» **WHAT IS BEING ASKED**:
Give only the number of lines in the listing below where the string "kill" occurs.

# START OF WORKING DATA

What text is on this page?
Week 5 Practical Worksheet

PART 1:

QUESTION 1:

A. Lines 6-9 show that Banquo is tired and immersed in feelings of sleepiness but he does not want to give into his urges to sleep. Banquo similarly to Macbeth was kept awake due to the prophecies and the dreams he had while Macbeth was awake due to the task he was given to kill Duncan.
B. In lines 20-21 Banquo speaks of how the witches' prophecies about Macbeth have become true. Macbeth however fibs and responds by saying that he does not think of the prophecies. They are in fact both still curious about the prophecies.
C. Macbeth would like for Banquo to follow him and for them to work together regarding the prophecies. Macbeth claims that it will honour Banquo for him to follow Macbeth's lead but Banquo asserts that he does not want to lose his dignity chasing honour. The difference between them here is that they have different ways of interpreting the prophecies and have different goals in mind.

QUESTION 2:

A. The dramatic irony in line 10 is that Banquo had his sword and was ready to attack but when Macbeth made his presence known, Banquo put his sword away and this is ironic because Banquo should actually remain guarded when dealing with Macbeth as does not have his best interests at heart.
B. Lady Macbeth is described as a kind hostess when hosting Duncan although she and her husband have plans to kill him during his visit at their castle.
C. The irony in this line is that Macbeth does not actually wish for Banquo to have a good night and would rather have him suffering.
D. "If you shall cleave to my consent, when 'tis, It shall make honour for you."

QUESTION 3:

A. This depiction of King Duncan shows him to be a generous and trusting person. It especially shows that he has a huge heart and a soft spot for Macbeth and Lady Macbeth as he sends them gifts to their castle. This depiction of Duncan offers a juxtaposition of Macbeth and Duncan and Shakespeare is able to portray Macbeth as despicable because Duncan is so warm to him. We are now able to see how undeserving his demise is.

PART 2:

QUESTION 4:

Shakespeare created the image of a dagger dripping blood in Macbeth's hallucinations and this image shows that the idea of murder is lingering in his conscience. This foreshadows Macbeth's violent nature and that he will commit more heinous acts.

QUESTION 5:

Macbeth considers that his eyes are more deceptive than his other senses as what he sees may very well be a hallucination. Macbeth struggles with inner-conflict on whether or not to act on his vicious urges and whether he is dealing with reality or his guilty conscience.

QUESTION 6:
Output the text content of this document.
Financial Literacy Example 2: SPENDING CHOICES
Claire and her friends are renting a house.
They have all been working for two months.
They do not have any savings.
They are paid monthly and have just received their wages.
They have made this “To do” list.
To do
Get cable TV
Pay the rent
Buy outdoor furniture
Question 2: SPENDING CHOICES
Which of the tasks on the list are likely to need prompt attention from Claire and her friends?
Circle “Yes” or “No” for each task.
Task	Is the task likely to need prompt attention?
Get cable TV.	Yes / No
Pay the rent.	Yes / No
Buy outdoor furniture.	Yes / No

# END OF WORKING DATA

» **COMPLETE ANSWER**:
2